> _REQUEST_: Go through the records line by line and work out how many lines hold the word "text". Answer with the number only.

> _SOURCE RECORDS_:
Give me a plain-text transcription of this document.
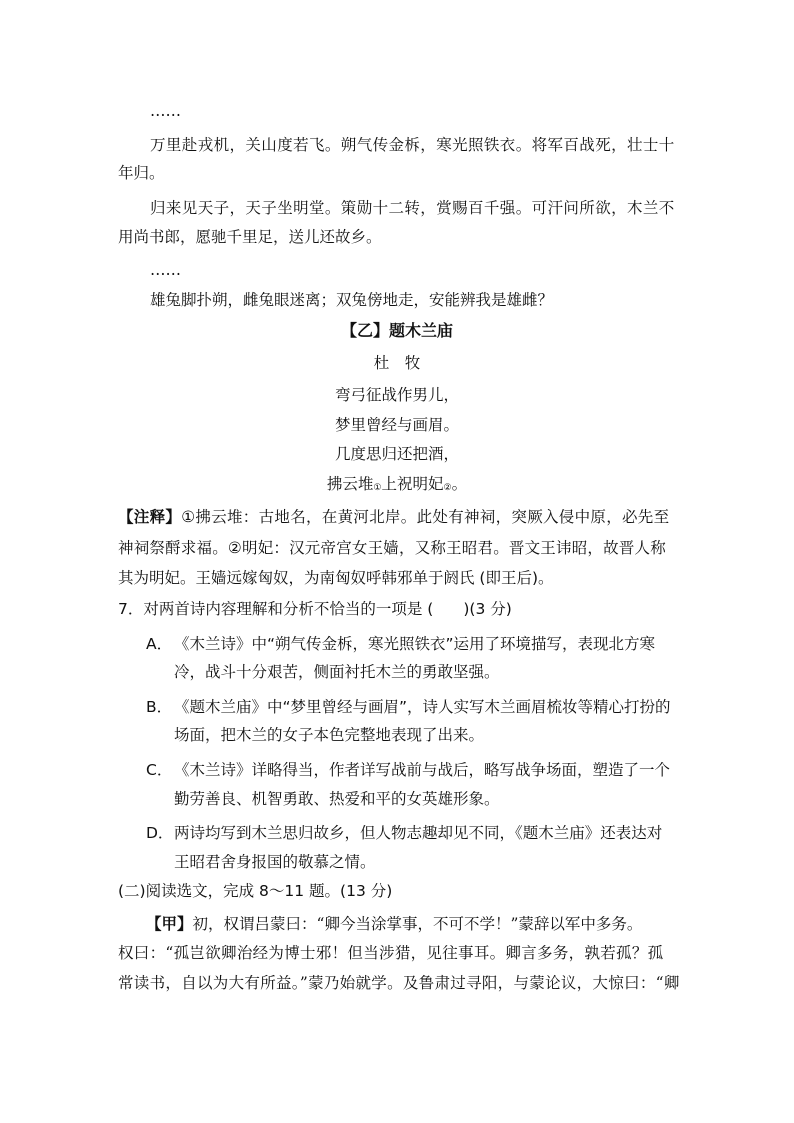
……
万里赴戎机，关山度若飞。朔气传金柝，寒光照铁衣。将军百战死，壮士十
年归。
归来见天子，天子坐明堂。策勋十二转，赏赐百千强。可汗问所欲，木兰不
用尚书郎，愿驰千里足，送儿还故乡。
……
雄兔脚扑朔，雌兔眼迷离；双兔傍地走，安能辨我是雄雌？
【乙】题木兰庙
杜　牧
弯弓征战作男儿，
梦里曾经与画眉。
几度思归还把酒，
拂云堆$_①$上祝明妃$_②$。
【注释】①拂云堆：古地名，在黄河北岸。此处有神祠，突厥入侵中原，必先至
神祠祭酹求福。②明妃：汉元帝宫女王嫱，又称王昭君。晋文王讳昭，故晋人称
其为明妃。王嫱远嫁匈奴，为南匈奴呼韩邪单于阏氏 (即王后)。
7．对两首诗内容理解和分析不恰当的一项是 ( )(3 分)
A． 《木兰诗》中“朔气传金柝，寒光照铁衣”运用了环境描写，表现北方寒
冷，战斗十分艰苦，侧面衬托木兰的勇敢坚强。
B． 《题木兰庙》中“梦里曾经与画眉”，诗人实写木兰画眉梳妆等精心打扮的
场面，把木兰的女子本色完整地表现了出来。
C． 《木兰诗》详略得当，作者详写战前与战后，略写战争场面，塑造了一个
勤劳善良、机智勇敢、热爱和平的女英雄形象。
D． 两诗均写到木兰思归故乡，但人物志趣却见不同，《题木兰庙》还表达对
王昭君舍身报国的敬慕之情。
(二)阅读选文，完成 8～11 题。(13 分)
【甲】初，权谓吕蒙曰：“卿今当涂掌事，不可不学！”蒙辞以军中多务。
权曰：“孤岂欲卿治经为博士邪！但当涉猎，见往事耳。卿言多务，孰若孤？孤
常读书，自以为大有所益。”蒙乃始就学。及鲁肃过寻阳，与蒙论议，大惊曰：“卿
* * *
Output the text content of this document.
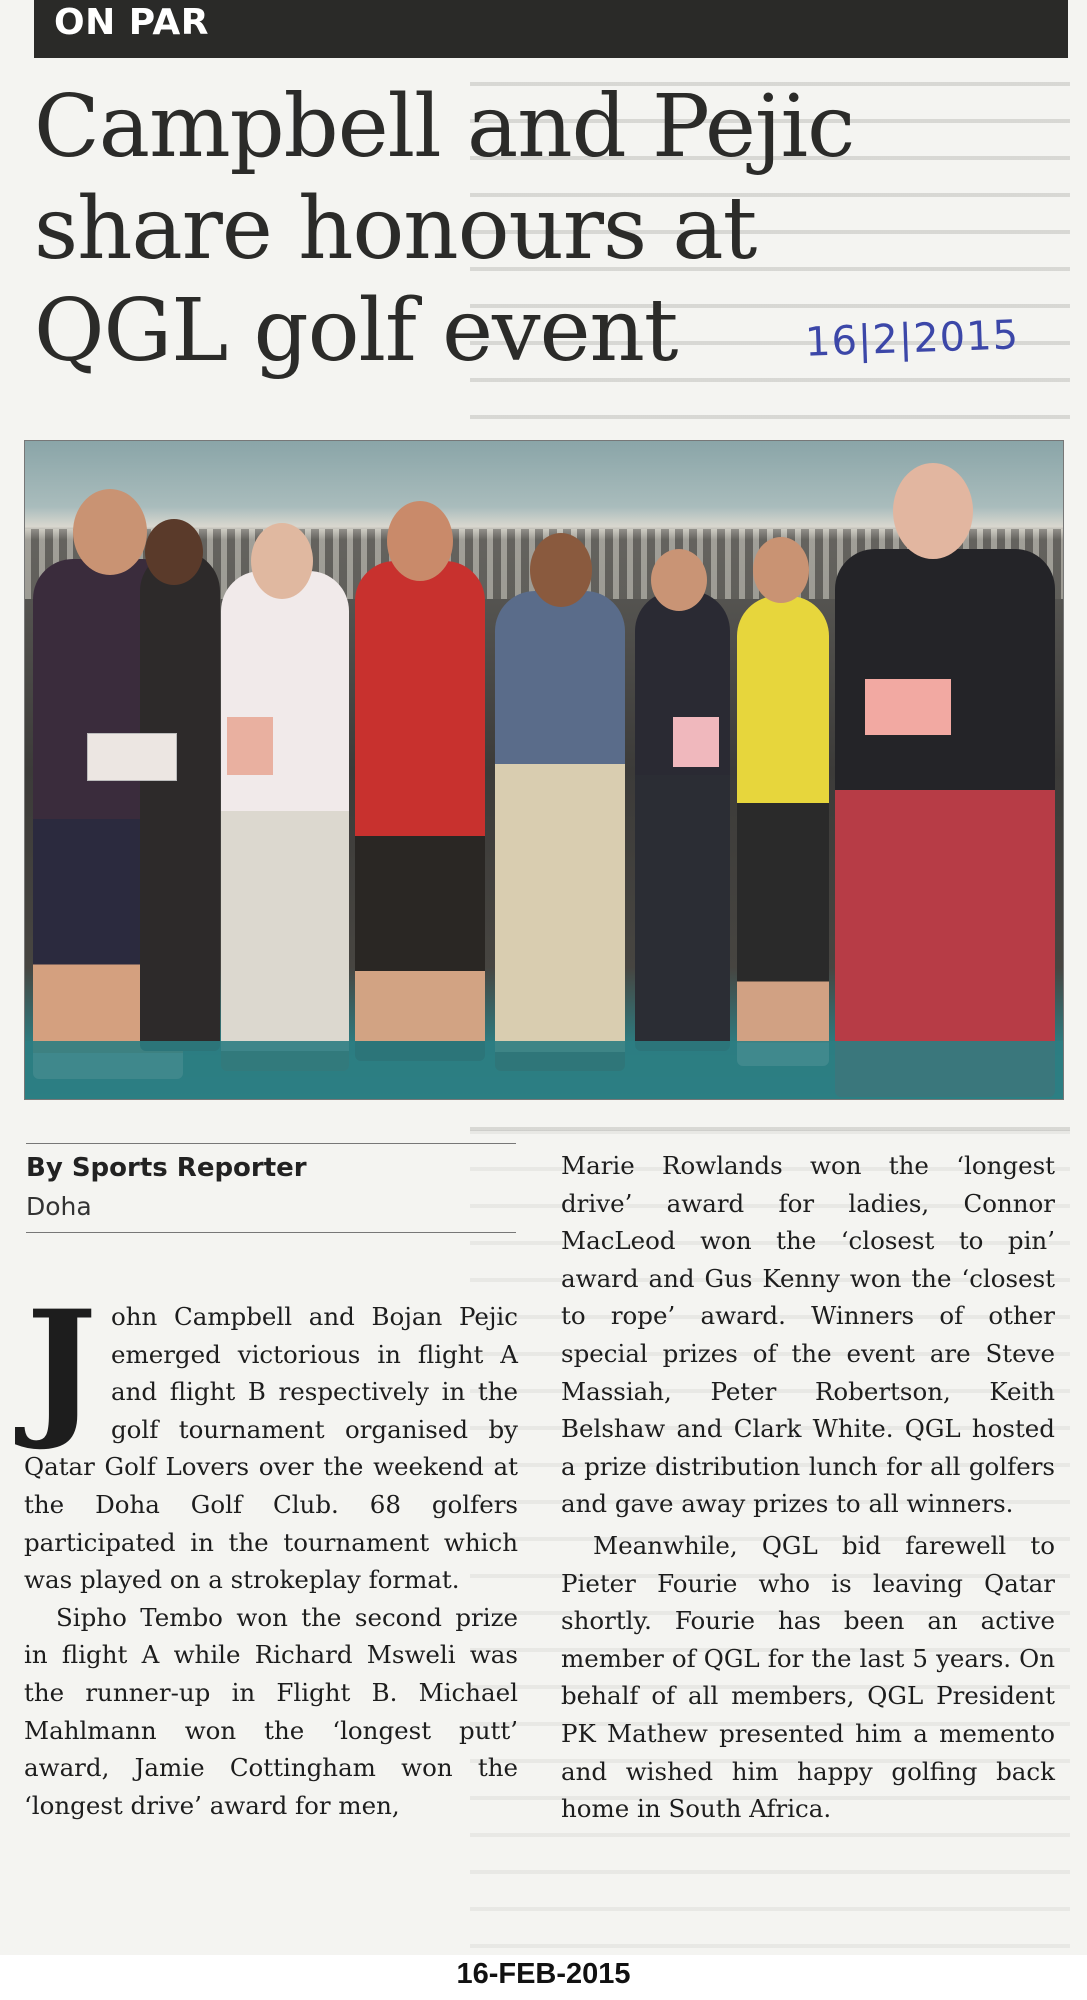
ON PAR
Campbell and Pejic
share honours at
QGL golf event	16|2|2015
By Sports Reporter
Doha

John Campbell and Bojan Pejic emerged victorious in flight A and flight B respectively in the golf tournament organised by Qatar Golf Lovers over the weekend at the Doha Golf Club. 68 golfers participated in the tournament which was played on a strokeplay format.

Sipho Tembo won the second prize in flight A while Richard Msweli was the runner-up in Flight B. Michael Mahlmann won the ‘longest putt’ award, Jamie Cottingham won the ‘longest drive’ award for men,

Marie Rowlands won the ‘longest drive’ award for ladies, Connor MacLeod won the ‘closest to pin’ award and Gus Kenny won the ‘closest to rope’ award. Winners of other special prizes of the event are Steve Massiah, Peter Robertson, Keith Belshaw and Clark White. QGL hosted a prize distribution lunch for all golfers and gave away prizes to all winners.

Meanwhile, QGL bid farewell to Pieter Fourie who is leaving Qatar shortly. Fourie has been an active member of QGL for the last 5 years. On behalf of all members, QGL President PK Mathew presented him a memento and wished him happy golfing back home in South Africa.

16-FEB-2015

> _SOLUTION_: 2